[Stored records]
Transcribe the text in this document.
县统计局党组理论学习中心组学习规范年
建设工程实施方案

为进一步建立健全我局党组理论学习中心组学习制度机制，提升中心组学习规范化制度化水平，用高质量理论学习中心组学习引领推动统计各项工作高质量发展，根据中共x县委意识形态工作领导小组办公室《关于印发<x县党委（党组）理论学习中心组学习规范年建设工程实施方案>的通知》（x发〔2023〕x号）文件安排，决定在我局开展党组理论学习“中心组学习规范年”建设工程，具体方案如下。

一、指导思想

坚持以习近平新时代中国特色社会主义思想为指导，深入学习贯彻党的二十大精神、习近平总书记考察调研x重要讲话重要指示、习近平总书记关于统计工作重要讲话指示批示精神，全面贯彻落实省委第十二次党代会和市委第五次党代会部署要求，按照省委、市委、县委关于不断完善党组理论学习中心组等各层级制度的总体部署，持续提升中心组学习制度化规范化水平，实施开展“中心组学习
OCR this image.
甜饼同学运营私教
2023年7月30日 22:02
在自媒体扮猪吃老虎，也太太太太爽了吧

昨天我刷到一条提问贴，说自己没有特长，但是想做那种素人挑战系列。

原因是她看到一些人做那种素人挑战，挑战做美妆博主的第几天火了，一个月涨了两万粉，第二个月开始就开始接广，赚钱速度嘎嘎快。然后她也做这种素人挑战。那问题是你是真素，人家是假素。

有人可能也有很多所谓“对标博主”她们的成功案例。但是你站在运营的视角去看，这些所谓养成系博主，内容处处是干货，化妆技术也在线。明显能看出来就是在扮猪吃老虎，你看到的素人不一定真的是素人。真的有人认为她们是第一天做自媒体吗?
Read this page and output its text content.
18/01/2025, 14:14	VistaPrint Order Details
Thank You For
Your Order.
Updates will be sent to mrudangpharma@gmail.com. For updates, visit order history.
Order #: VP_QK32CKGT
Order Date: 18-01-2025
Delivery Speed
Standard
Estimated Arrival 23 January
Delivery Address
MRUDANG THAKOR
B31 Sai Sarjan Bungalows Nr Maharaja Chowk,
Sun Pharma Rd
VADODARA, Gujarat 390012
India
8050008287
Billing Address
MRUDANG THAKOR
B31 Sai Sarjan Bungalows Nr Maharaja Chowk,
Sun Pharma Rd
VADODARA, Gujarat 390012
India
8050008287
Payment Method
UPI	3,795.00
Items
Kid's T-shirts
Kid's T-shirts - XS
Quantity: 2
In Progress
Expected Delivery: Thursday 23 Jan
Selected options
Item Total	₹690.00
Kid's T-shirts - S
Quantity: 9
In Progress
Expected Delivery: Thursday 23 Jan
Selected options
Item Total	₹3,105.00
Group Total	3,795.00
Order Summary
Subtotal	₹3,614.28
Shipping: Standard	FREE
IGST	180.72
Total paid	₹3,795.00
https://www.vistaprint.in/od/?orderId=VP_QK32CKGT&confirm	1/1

*WHAT YOU HAVE TO DO*:
Determine how many lines in the listing above hold the word "Delivery", answering with the number only.

*RESPONSE*:
4